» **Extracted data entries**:
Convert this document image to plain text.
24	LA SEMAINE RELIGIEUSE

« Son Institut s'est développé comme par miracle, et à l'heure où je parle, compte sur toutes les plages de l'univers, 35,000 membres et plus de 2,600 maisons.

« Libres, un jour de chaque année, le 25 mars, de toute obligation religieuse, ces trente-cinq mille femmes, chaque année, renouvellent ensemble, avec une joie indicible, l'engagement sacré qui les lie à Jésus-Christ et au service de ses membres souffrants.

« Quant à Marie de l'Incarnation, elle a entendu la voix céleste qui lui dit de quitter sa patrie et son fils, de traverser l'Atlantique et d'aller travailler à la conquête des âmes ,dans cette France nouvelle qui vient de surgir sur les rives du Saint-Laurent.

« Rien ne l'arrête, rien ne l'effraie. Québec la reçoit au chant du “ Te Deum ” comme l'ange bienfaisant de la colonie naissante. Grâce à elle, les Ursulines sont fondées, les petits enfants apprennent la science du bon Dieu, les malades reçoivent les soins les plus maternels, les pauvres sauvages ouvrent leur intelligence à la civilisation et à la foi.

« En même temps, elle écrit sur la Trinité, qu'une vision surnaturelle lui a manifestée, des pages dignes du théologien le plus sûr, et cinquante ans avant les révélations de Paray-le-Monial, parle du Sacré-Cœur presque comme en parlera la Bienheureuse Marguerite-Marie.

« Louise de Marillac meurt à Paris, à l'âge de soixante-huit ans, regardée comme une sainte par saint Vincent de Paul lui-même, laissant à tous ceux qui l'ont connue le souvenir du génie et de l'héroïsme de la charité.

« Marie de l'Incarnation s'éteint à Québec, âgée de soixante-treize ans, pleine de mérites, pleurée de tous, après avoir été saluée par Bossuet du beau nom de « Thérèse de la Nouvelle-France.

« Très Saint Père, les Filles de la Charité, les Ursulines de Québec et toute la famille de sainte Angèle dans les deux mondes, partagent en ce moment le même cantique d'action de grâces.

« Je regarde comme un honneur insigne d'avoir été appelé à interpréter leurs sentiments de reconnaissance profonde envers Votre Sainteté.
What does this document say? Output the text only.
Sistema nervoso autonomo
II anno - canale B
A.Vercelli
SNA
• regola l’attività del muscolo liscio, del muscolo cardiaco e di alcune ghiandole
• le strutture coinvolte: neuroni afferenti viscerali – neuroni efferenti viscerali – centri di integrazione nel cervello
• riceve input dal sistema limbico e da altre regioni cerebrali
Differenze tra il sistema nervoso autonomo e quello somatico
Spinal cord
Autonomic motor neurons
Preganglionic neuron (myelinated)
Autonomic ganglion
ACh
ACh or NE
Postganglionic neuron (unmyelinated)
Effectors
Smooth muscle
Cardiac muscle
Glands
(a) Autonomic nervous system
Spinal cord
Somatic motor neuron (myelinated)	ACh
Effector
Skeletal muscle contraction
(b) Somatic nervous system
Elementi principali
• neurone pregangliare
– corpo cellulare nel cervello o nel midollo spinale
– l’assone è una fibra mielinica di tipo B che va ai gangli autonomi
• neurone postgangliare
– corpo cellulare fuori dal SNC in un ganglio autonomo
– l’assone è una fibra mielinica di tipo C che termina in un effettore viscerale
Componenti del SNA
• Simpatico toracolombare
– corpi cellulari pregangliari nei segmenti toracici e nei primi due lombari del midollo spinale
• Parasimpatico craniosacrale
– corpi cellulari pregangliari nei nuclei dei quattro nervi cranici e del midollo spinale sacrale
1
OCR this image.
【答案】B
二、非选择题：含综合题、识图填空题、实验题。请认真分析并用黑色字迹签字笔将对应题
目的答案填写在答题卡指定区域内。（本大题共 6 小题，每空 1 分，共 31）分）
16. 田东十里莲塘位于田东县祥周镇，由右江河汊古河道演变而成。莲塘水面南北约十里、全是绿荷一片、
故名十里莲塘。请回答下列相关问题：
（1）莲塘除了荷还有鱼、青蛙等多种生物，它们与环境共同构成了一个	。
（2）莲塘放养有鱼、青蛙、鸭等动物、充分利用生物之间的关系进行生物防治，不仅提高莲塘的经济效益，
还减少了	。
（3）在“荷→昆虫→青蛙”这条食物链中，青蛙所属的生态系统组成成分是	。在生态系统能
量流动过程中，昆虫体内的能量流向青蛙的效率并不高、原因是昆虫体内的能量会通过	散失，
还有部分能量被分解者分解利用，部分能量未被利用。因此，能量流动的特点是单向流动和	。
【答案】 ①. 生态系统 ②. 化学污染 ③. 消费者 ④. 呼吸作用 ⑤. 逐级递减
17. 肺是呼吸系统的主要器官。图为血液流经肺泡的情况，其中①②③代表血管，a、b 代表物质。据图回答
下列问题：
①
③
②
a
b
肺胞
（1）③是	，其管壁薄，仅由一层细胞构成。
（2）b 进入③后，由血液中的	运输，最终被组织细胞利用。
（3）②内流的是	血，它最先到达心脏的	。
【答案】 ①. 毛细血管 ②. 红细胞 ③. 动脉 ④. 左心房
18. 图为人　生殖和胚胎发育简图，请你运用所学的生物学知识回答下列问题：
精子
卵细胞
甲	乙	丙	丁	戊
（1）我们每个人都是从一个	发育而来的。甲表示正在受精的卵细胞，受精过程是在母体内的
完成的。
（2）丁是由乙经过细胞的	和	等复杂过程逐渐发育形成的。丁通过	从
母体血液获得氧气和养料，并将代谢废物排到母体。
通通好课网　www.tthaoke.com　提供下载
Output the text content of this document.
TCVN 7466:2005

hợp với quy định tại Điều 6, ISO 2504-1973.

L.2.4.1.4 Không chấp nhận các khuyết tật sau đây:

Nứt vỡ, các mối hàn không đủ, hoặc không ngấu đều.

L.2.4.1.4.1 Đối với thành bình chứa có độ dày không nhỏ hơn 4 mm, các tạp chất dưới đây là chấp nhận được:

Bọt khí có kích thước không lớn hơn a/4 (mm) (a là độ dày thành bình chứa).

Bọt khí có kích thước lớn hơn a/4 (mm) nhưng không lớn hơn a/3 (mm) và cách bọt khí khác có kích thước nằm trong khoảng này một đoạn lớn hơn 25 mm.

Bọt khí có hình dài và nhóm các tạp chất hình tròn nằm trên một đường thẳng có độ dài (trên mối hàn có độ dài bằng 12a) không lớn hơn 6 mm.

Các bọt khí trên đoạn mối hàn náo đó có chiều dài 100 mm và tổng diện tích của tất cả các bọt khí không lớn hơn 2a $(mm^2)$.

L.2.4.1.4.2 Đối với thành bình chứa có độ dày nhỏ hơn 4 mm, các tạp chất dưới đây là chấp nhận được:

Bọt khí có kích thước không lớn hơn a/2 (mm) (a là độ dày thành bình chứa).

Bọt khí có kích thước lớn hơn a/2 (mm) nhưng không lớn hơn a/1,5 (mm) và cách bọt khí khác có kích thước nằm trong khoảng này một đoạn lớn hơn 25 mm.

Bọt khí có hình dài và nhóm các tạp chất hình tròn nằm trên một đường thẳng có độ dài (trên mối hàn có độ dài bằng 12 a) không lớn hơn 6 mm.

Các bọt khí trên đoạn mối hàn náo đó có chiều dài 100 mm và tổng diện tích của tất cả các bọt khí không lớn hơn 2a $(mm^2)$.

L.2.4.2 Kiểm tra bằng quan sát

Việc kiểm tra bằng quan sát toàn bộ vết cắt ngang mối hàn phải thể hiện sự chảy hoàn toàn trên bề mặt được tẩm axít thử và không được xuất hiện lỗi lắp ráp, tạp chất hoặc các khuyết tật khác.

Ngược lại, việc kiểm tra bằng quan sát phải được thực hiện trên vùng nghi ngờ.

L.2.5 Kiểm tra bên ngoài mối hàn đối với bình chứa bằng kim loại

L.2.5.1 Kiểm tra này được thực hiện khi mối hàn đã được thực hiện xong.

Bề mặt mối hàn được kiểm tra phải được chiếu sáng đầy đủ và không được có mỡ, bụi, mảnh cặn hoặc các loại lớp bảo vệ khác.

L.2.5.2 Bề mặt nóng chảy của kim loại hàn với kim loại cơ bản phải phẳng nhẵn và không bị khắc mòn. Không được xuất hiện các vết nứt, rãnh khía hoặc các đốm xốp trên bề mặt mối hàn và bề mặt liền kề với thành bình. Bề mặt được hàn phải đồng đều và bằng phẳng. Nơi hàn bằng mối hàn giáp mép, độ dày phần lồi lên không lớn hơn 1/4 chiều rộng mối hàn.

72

» **REQUIREMENTS**: Show the lines where the word "bình" appears in the entries.

» **RESPONSE TO THIS EXERCISE**:
L.2.4.1.4.1 Đối với thành bình chứa có độ dày không nhỏ hơn 4 mm, các tạp chất dưới đây là chấp nhận được:
Bọt khí có kích thước không lớn hơn a/4 (mm) (a là độ dày thành bình chứa).
L.2.4.1.4.2 Đối với thành bình chứa có độ dày nhỏ hơn 4 mm, các tạp chất dưới đây là chấp nhận được:
Bọt khí có kích thước không lớn hơn a/2 (mm) (a là độ dày thành bình chứa).
L.2.5 Kiểm tra bên ngoài mối hàn đối với bình chứa bằng kim loại
L.2.5.2 Bề mặt nóng chảy của kim loại hàn với kim loại cơ bản phải phẳng nhẵn và không bị khắc mòn. Không được xuất hiện các vết nứt, rãnh khía hoặc các đốm xốp trên bề mặt mối hàn và bề mặt liền kề với thành bình. Bề mặt được hàn phải đồng đều và bằng phẳng. Nơi hàn bằng mối hàn giáp mép, độ dày phần lồi lên không lớn hơn 1/4 chiều rộng mối hàn.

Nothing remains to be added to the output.